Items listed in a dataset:
━━━━
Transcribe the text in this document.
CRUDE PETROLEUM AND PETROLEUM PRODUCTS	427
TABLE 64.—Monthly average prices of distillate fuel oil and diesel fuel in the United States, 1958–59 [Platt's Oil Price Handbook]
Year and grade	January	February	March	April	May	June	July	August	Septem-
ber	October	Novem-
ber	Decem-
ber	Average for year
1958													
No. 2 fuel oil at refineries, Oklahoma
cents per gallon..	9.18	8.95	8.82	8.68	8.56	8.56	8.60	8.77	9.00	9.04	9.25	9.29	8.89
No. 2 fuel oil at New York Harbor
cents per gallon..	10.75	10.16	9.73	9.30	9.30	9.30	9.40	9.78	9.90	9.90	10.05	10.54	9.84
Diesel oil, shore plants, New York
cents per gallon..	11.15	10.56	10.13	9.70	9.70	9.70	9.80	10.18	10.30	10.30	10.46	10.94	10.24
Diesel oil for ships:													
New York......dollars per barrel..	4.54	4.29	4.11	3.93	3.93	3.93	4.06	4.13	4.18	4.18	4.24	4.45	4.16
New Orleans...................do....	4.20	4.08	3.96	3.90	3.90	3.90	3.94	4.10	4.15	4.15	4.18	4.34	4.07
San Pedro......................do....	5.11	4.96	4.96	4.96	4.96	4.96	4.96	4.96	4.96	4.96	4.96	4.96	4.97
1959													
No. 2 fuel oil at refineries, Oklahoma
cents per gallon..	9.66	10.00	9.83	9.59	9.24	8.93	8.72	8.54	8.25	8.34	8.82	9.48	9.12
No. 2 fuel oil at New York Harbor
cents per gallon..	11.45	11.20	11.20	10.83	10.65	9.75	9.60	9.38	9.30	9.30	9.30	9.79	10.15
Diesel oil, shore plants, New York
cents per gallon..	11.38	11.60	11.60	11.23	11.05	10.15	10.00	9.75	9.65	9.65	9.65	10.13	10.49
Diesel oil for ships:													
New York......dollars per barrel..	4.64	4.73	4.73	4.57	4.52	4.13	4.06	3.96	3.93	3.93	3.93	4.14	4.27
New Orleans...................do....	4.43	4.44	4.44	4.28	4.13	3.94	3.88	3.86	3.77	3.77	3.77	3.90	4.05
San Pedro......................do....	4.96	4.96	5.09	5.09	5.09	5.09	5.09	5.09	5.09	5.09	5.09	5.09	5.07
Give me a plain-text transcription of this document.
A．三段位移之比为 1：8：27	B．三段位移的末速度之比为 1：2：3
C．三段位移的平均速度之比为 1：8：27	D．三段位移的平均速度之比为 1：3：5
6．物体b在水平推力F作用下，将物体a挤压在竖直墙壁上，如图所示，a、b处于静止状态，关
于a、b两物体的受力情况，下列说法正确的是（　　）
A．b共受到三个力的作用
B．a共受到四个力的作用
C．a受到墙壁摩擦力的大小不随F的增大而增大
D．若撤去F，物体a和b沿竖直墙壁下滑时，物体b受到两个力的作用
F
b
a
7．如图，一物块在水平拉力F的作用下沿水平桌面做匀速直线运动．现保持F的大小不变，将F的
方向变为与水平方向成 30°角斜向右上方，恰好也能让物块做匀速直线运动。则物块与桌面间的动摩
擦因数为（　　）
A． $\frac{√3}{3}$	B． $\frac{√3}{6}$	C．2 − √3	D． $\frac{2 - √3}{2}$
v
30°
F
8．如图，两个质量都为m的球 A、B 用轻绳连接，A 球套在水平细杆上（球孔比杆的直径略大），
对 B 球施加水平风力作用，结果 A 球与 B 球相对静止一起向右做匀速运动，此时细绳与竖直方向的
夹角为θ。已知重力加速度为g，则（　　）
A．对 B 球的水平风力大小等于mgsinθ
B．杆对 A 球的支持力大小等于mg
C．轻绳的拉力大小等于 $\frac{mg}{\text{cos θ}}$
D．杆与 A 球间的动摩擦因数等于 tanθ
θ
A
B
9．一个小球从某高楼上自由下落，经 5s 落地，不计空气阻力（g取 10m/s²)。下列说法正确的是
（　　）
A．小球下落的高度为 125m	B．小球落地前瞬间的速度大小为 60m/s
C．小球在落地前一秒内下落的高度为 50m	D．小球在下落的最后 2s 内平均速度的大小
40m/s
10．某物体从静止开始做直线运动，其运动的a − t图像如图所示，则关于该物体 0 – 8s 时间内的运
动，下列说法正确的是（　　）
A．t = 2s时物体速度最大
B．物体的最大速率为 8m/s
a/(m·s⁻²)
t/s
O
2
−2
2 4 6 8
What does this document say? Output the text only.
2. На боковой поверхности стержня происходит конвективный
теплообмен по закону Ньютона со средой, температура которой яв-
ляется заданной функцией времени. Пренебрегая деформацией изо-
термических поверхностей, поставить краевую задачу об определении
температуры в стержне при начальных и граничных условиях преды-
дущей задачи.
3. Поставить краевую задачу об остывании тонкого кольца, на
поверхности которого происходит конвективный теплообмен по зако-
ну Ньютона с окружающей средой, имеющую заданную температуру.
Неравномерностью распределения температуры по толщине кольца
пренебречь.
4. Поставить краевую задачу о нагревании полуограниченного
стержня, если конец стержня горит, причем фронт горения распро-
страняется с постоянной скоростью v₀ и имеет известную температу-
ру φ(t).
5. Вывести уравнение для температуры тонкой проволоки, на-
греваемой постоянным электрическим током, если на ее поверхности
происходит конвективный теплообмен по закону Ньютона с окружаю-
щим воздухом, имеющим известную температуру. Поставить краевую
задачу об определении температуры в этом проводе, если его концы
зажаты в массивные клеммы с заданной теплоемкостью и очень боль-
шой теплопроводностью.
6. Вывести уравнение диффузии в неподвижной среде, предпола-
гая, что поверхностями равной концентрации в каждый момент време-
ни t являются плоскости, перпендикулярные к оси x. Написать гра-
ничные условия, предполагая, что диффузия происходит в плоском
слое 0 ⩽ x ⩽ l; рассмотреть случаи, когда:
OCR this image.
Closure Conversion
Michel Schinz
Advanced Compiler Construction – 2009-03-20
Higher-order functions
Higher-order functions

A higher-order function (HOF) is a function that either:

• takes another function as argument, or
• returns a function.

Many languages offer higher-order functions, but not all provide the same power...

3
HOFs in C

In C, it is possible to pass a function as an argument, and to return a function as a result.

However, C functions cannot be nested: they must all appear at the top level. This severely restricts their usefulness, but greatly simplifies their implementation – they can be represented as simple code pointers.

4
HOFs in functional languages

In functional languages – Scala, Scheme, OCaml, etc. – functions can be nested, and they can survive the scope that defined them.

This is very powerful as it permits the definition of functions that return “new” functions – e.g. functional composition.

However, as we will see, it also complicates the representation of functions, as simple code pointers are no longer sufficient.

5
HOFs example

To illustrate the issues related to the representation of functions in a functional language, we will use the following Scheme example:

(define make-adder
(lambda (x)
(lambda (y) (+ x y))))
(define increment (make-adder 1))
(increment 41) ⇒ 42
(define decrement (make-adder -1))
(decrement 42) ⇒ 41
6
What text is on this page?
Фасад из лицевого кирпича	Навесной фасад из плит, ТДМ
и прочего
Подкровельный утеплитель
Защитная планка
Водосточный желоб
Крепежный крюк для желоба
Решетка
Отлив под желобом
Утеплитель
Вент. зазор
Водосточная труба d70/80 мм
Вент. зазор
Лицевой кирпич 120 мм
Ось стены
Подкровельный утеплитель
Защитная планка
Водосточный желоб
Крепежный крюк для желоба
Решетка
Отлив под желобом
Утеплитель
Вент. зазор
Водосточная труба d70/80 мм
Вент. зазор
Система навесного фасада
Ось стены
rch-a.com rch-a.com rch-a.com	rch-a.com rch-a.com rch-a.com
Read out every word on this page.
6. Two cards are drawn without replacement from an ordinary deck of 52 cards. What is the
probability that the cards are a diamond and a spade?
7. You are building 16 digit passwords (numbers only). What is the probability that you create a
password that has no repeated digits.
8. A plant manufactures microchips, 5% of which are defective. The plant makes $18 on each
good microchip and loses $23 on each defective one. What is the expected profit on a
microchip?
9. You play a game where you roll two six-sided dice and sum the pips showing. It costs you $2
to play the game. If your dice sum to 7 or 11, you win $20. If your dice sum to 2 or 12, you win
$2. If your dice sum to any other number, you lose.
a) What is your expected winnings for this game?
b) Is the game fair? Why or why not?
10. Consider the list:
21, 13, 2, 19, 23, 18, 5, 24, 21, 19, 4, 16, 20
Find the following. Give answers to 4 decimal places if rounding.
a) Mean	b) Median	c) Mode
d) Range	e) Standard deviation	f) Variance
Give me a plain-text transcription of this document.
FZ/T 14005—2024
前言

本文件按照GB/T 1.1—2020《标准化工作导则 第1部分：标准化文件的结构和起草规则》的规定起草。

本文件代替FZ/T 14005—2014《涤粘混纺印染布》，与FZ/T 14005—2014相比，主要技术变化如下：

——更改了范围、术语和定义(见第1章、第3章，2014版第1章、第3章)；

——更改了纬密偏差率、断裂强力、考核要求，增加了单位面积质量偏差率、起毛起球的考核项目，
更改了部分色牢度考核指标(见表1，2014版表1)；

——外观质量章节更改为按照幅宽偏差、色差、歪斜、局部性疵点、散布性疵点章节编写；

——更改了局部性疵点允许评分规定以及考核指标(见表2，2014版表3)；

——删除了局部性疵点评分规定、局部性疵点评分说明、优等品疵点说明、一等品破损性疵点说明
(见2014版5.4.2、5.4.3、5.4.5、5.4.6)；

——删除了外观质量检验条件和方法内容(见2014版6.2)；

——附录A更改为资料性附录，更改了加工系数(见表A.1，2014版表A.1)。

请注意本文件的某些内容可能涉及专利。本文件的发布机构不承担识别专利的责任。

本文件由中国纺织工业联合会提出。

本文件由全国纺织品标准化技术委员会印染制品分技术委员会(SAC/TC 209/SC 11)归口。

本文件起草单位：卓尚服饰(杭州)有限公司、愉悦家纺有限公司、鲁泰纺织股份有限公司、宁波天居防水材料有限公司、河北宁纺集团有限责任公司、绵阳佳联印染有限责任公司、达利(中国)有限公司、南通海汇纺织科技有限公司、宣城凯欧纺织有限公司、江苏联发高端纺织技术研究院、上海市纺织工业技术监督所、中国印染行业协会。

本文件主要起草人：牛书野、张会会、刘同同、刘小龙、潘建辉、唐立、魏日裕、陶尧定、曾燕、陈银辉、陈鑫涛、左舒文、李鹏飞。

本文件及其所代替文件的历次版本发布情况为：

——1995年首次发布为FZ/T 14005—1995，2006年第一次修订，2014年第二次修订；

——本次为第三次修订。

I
━━━━
→ REQUIREMENTS: Go over the data above and copy every line that has the word "your" in it.

→ SOLUTION:
to play the game. If your dice sum to 7 or 11, you win $20. If your dice sum to 2 or 12, you win
$2. If your dice sum to any other number, you lose.
a) What is your expected winnings for this game?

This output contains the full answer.